> What the exercise asks: Answer with one number: how many lines hold "恩格尔系数下降".

** Start Data entries **

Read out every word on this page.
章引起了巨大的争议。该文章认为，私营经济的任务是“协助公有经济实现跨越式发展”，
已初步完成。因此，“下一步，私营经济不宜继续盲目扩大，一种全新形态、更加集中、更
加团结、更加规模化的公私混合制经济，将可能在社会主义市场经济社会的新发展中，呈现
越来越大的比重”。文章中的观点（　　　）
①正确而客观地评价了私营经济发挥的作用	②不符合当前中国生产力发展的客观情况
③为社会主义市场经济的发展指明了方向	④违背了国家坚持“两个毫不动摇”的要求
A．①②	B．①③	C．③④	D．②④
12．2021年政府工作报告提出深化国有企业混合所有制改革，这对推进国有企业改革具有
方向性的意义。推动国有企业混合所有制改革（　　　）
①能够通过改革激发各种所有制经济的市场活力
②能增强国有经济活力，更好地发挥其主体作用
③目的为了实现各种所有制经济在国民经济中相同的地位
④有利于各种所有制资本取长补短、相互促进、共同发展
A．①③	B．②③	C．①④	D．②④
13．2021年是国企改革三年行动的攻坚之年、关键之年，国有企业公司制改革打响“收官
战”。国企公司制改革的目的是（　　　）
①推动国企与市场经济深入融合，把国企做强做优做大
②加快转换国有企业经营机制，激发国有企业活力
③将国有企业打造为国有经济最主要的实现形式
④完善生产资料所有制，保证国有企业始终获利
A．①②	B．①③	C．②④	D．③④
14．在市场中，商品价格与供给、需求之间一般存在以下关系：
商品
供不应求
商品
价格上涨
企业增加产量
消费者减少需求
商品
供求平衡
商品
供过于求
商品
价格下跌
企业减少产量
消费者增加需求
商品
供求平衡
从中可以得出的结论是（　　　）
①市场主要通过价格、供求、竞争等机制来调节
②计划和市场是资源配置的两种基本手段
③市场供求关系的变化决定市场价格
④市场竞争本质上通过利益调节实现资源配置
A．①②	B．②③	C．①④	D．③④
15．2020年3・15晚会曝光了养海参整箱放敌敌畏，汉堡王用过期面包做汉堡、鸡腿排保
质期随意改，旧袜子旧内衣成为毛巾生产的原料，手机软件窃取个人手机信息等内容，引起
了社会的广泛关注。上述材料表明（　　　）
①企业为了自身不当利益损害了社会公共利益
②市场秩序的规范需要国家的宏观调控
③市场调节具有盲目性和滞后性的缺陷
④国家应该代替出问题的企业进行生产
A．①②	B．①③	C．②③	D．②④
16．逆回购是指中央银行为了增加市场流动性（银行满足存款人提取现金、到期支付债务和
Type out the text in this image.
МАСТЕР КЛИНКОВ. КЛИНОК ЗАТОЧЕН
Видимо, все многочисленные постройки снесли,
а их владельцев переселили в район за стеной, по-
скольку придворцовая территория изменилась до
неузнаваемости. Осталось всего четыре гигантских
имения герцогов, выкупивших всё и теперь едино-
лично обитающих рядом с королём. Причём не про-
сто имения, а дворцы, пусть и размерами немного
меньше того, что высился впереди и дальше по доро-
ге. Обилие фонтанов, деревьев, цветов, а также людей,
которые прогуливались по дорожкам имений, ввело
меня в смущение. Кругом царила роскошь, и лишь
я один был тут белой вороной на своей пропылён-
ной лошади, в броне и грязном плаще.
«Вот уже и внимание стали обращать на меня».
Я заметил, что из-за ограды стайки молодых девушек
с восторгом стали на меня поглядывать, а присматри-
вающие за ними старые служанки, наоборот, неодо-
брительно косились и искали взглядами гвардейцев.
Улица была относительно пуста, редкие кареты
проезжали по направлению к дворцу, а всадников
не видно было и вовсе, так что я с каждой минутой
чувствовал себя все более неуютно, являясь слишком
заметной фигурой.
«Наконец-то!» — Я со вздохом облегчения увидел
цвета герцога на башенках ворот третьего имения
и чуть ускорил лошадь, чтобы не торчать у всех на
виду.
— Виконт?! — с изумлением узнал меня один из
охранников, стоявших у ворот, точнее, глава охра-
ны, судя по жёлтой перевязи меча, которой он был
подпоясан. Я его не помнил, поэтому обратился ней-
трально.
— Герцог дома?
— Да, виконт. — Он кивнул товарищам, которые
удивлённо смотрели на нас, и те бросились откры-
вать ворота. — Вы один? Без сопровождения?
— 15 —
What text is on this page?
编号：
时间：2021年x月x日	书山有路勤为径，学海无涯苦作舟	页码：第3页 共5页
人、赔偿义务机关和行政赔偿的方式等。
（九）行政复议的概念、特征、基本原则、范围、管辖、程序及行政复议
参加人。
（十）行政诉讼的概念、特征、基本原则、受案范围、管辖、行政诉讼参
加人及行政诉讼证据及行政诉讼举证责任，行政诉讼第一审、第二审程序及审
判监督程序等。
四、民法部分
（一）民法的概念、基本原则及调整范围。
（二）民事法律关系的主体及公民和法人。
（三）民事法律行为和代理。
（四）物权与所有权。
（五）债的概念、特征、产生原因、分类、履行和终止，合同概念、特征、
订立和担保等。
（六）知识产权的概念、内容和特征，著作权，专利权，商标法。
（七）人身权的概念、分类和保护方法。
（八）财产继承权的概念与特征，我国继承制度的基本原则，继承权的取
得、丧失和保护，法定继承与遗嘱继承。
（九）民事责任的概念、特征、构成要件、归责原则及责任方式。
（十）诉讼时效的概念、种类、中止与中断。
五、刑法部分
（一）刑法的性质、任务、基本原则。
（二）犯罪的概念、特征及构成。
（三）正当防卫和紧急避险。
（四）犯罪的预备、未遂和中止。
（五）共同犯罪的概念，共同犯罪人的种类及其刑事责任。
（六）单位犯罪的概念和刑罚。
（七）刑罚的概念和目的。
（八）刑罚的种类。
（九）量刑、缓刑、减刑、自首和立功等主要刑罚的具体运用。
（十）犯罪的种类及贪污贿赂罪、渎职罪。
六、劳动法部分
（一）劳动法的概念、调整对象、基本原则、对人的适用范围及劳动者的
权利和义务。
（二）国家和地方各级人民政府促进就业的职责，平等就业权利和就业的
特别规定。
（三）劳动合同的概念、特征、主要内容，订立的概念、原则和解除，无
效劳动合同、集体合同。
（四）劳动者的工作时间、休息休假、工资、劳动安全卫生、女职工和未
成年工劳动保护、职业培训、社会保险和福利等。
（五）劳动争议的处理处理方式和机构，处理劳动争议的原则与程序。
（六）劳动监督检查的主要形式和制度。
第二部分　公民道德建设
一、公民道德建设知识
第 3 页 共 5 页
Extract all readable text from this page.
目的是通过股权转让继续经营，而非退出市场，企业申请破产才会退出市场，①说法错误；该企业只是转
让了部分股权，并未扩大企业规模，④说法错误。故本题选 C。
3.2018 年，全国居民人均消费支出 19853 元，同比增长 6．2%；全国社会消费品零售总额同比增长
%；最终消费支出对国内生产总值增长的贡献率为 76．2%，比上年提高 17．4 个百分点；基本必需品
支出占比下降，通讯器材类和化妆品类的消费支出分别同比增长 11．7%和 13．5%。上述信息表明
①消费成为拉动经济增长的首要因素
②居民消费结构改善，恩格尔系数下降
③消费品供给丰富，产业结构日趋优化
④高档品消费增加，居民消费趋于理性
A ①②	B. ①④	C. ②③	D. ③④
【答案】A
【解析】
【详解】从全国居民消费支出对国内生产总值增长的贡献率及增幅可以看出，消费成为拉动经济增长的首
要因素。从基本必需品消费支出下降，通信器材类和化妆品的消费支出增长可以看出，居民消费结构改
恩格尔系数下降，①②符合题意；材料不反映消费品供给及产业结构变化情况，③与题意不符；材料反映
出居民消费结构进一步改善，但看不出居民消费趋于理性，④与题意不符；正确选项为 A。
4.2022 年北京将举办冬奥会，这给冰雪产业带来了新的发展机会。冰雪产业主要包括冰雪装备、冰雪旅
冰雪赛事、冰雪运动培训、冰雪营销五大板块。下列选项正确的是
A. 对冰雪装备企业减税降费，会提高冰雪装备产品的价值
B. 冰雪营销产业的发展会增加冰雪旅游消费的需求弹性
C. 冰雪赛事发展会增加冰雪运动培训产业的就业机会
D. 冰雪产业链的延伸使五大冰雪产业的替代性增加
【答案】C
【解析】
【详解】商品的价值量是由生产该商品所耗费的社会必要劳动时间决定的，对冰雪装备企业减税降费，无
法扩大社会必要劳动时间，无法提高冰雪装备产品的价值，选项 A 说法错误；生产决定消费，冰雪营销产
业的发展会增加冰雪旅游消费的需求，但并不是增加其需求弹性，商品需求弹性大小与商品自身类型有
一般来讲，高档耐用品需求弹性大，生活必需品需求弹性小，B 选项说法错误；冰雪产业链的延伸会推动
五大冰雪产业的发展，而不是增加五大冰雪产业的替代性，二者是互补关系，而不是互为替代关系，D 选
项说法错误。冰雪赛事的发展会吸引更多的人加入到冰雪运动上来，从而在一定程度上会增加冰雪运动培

** End Data entries **

> Answer to this task: 2